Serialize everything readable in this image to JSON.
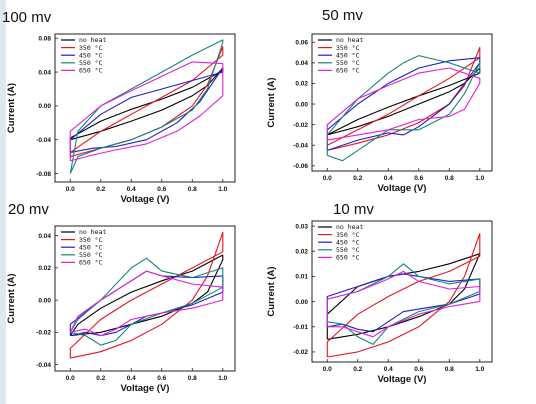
{
  "chart_data": [
    {
      "type": "line",
      "title": "100 mv",
      "xlabel": "Voltage (V)",
      "ylabel": "Current (A)",
      "xlim": [
        -0.1,
        1.08
      ],
      "ylim": [
        -0.09,
        0.085
      ],
      "xticks": [
        0.0,
        0.2,
        0.4,
        0.6,
        0.8,
        1.0
      ],
      "xtick_labels": [
        "0.0",
        "0.2",
        "0.4",
        "0.6",
        "0.8",
        "1.0"
      ],
      "yticks": [
        -0.08,
        -0.04,
        0.0,
        0.04,
        0.08
      ],
      "ytick_labels": [
        "-0.08",
        "-0.04",
        "0.00",
        "0.04",
        "0.08"
      ],
      "legend_position": "top-left",
      "series": [
        {
          "name": "no heat",
          "color": "#000000",
          "x": [
            0.0,
            0.2,
            0.4,
            0.6,
            0.8,
            0.9,
            1.0,
            1.0,
            0.8,
            0.6,
            0.4,
            0.2,
            0.05,
            0.0,
            0.0
          ],
          "y": [
            -0.04,
            -0.03,
            -0.018,
            -0.005,
            0.012,
            0.024,
            0.045,
            0.042,
            0.022,
            0.008,
            -0.004,
            -0.018,
            -0.033,
            -0.038,
            -0.04
          ]
        },
        {
          "name": "350 °C",
          "color": "#e8141f",
          "x": [
            0.0,
            0.2,
            0.4,
            0.6,
            0.8,
            0.9,
            1.0,
            1.0,
            0.8,
            0.6,
            0.4,
            0.2,
            0.0,
            0.0
          ],
          "y": [
            -0.06,
            -0.05,
            -0.04,
            -0.025,
            0.0,
            0.025,
            0.07,
            0.06,
            0.03,
            0.01,
            -0.01,
            -0.03,
            -0.055,
            -0.06
          ]
        },
        {
          "name": "450 °C",
          "color": "#1e1ec8",
          "x": [
            0.0,
            0.15,
            0.3,
            0.5,
            0.7,
            0.85,
            1.0,
            1.0,
            0.8,
            0.6,
            0.4,
            0.2,
            0.0,
            0.0
          ],
          "y": [
            -0.055,
            -0.05,
            -0.048,
            -0.04,
            -0.02,
            0.005,
            0.045,
            0.04,
            0.03,
            0.02,
            0.01,
            -0.01,
            -0.04,
            -0.055
          ]
        },
        {
          "name": "550 °C",
          "color": "#16857a",
          "x": [
            0.0,
            0.05,
            0.2,
            0.4,
            0.6,
            0.8,
            0.9,
            1.0,
            1.0,
            0.8,
            0.6,
            0.4,
            0.2,
            0.05,
            0.0
          ],
          "y": [
            -0.08,
            -0.06,
            -0.05,
            -0.04,
            -0.025,
            -0.005,
            0.02,
            0.075,
            0.078,
            0.06,
            0.04,
            0.02,
            0.0,
            -0.03,
            -0.08
          ]
        },
        {
          "name": "650 °C",
          "color": "#e020d8",
          "x": [
            0.0,
            0.15,
            0.3,
            0.5,
            0.7,
            0.85,
            1.0,
            1.0,
            0.8,
            0.6,
            0.4,
            0.2,
            0.0,
            0.0
          ],
          "y": [
            -0.065,
            -0.058,
            -0.052,
            -0.045,
            -0.03,
            -0.012,
            0.012,
            0.05,
            0.052,
            0.035,
            0.018,
            0.0,
            -0.03,
            -0.065
          ]
        }
      ]
    },
    {
      "type": "line",
      "title": "50 mv",
      "xlabel": "Voltage (V)",
      "ylabel": "Current (A)",
      "xlim": [
        -0.1,
        1.08
      ],
      "ylim": [
        -0.065,
        0.068
      ],
      "xticks": [
        0.0,
        0.2,
        0.4,
        0.6,
        0.8,
        1.0
      ],
      "xtick_labels": [
        "0.0",
        "0.2",
        "0.4",
        "0.6",
        "0.8",
        "1.0"
      ],
      "yticks": [
        -0.06,
        -0.04,
        -0.02,
        0.0,
        0.02,
        0.04,
        0.06
      ],
      "ytick_labels": [
        "-0.06",
        "-0.04",
        "-0.02",
        "0.00",
        "0.02",
        "0.04",
        "0.06"
      ],
      "legend_position": "top-left",
      "series": [
        {
          "name": "no heat",
          "color": "#000000",
          "x": [
            0.0,
            0.2,
            0.4,
            0.6,
            0.8,
            0.9,
            1.0,
            1.0,
            0.8,
            0.6,
            0.4,
            0.2,
            0.0,
            0.0
          ],
          "y": [
            -0.03,
            -0.022,
            -0.012,
            0.0,
            0.012,
            0.02,
            0.035,
            0.03,
            0.018,
            0.008,
            -0.003,
            -0.015,
            -0.03,
            -0.03
          ]
        },
        {
          "name": "350 °C",
          "color": "#e8141f",
          "x": [
            0.0,
            0.2,
            0.4,
            0.6,
            0.8,
            0.9,
            1.0,
            1.0,
            0.8,
            0.6,
            0.4,
            0.2,
            0.0,
            0.0
          ],
          "y": [
            -0.045,
            -0.038,
            -0.03,
            -0.018,
            0.0,
            0.018,
            0.055,
            0.045,
            0.025,
            0.008,
            -0.01,
            -0.025,
            -0.04,
            -0.045
          ]
        },
        {
          "name": "450 °C",
          "color": "#1e1ec8",
          "x": [
            0.0,
            0.2,
            0.4,
            0.5,
            0.6,
            0.8,
            0.9,
            1.0,
            1.0,
            0.8,
            0.6,
            0.4,
            0.2,
            0.0,
            0.0
          ],
          "y": [
            -0.045,
            -0.035,
            -0.028,
            -0.03,
            -0.022,
            0.0,
            0.02,
            0.04,
            0.045,
            0.042,
            0.035,
            0.02,
            0.0,
            -0.025,
            -0.045
          ]
        },
        {
          "name": "550 °C",
          "color": "#16857a",
          "x": [
            0.0,
            0.1,
            0.2,
            0.4,
            0.6,
            0.8,
            0.9,
            1.0,
            1.0,
            0.9,
            0.8,
            0.6,
            0.5,
            0.4,
            0.2,
            0.0,
            0.0
          ],
          "y": [
            -0.05,
            -0.055,
            -0.045,
            -0.025,
            -0.025,
            -0.01,
            0.01,
            0.04,
            0.03,
            0.035,
            0.04,
            0.047,
            0.04,
            0.03,
            0.005,
            -0.03,
            -0.05
          ]
        },
        {
          "name": "650 °C",
          "color": "#e020d8",
          "x": [
            0.0,
            0.2,
            0.4,
            0.6,
            0.8,
            0.9,
            1.0,
            1.0,
            0.8,
            0.6,
            0.4,
            0.2,
            0.0,
            0.0
          ],
          "y": [
            -0.035,
            -0.03,
            -0.025,
            -0.015,
            -0.012,
            -0.005,
            0.02,
            0.025,
            0.035,
            0.03,
            0.018,
            0.005,
            -0.02,
            -0.035
          ]
        }
      ]
    },
    {
      "type": "line",
      "title": "20 mv",
      "xlabel": "Voltage (V)",
      "ylabel": "Current (A)",
      "xlim": [
        -0.1,
        1.08
      ],
      "ylim": [
        -0.044,
        0.046
      ],
      "xticks": [
        0.0,
        0.2,
        0.4,
        0.6,
        0.8,
        1.0
      ],
      "xtick_labels": [
        "0.0",
        "0.2",
        "0.4",
        "0.6",
        "0.8",
        "1.0"
      ],
      "yticks": [
        -0.04,
        -0.02,
        0.0,
        0.02,
        0.04
      ],
      "ytick_labels": [
        "-0.04",
        "-0.02",
        "0.00",
        "0.02",
        "0.04"
      ],
      "legend_position": "top-left",
      "series": [
        {
          "name": "no heat",
          "color": "#000000",
          "x": [
            0.0,
            0.2,
            0.4,
            0.6,
            0.8,
            0.9,
            1.0,
            1.0,
            0.8,
            0.6,
            0.4,
            0.2,
            0.05,
            0.0,
            0.0
          ],
          "y": [
            -0.022,
            -0.02,
            -0.015,
            -0.01,
            -0.002,
            0.005,
            0.025,
            0.028,
            0.018,
            0.012,
            0.005,
            -0.005,
            -0.015,
            -0.022,
            -0.022
          ]
        },
        {
          "name": "350 °C",
          "color": "#e8141f",
          "x": [
            0.0,
            0.2,
            0.4,
            0.6,
            0.8,
            0.9,
            1.0,
            1.0,
            0.8,
            0.6,
            0.4,
            0.2,
            0.0,
            0.0
          ],
          "y": [
            -0.036,
            -0.032,
            -0.025,
            -0.015,
            0.0,
            0.015,
            0.042,
            0.03,
            0.02,
            0.01,
            0.0,
            -0.012,
            -0.03,
            -0.036
          ]
        },
        {
          "name": "450 °C",
          "color": "#1e1ec8",
          "x": [
            0.0,
            0.1,
            0.2,
            0.3,
            0.4,
            0.5,
            0.6,
            0.8,
            1.0,
            1.0,
            0.8,
            0.6,
            0.5,
            0.4,
            0.2,
            0.0,
            0.0
          ],
          "y": [
            -0.022,
            -0.02,
            -0.022,
            -0.02,
            -0.015,
            -0.01,
            -0.008,
            -0.003,
            0.005,
            0.015,
            0.014,
            0.015,
            0.018,
            0.012,
            0.0,
            -0.015,
            -0.022
          ]
        },
        {
          "name": "550 °C",
          "color": "#16857a",
          "x": [
            0.0,
            0.1,
            0.2,
            0.3,
            0.4,
            0.6,
            0.8,
            1.0,
            1.0,
            0.8,
            0.6,
            0.5,
            0.4,
            0.2,
            0.05,
            0.0
          ],
          "y": [
            -0.02,
            -0.022,
            -0.028,
            -0.025,
            -0.015,
            -0.008,
            -0.002,
            0.008,
            0.02,
            0.014,
            0.018,
            0.026,
            0.02,
            0.0,
            -0.012,
            -0.02
          ]
        },
        {
          "name": "650 °C",
          "color": "#e020d8",
          "x": [
            0.0,
            0.1,
            0.2,
            0.3,
            0.4,
            0.6,
            0.8,
            1.0,
            1.0,
            0.8,
            0.6,
            0.5,
            0.4,
            0.2,
            0.05,
            0.0
          ],
          "y": [
            -0.02,
            -0.018,
            -0.022,
            -0.018,
            -0.012,
            -0.008,
            -0.005,
            0.0,
            0.008,
            0.01,
            0.015,
            0.018,
            0.012,
            0.0,
            -0.01,
            -0.02
          ]
        }
      ]
    },
    {
      "type": "line",
      "title": "10 mv",
      "xlabel": "Voltage (V)",
      "ylabel": "Current (A)",
      "xlim": [
        -0.1,
        1.08
      ],
      "ylim": [
        -0.024,
        0.032
      ],
      "xticks": [
        0.0,
        0.2,
        0.4,
        0.6,
        0.8,
        1.0
      ],
      "xtick_labels": [
        "0.0",
        "0.2",
        "0.4",
        "0.6",
        "0.8",
        "1.0"
      ],
      "yticks": [
        -0.02,
        -0.01,
        0.0,
        0.01,
        0.02,
        0.03
      ],
      "ytick_labels": [
        "-0.02",
        "-0.01",
        "0.00",
        "0.01",
        "0.02",
        "0.03"
      ],
      "legend_position": "top-left",
      "series": [
        {
          "name": "no heat",
          "color": "#000000",
          "x": [
            0.0,
            0.2,
            0.4,
            0.6,
            0.8,
            0.9,
            1.0,
            1.0,
            0.8,
            0.6,
            0.4,
            0.2,
            0.0,
            0.0
          ],
          "y": [
            -0.015,
            -0.013,
            -0.01,
            -0.006,
            -0.001,
            0.005,
            0.019,
            0.019,
            0.015,
            0.012,
            0.01,
            0.006,
            -0.005,
            -0.015
          ]
        },
        {
          "name": "350 °C",
          "color": "#e8141f",
          "x": [
            0.0,
            0.2,
            0.4,
            0.6,
            0.8,
            0.9,
            1.0,
            1.0,
            0.8,
            0.6,
            0.4,
            0.2,
            0.0,
            0.0
          ],
          "y": [
            -0.022,
            -0.02,
            -0.016,
            -0.01,
            0.0,
            0.01,
            0.027,
            0.018,
            0.012,
            0.008,
            0.002,
            -0.005,
            -0.016,
            -0.022
          ]
        },
        {
          "name": "450 °C",
          "color": "#1e1ec8",
          "x": [
            0.0,
            0.1,
            0.2,
            0.3,
            0.4,
            0.5,
            0.6,
            0.8,
            1.0,
            1.0,
            0.8,
            0.6,
            0.5,
            0.4,
            0.2,
            0.0,
            0.0
          ],
          "y": [
            -0.01,
            -0.009,
            -0.011,
            -0.012,
            -0.008,
            -0.004,
            -0.003,
            -0.001,
            0.003,
            0.009,
            0.008,
            0.01,
            0.011,
            0.01,
            0.006,
            0.002,
            -0.01
          ]
        },
        {
          "name": "550 °C",
          "color": "#16857a",
          "x": [
            0.0,
            0.1,
            0.2,
            0.3,
            0.4,
            0.6,
            0.8,
            1.0,
            1.0,
            0.8,
            0.6,
            0.5,
            0.4,
            0.2,
            0.0,
            0.0
          ],
          "y": [
            -0.008,
            -0.009,
            -0.014,
            -0.017,
            -0.01,
            -0.004,
            -0.001,
            0.004,
            0.009,
            0.007,
            0.01,
            0.015,
            0.01,
            0.004,
            0.001,
            -0.008
          ]
        },
        {
          "name": "650 °C",
          "color": "#e020d8",
          "x": [
            0.0,
            0.1,
            0.2,
            0.3,
            0.4,
            0.6,
            0.8,
            1.0,
            1.0,
            0.8,
            0.6,
            0.5,
            0.4,
            0.2,
            0.0,
            0.0
          ],
          "y": [
            -0.01,
            -0.01,
            -0.012,
            -0.014,
            -0.01,
            -0.005,
            -0.002,
            0.0,
            0.006,
            0.005,
            0.008,
            0.012,
            0.009,
            0.004,
            0.001,
            -0.01
          ]
        }
      ]
    }
  ]
}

########################################

Count how many lines in the data contain the word "title", giving the number without comment.

- _SOLUTION TO THIS EXERCISE_:
4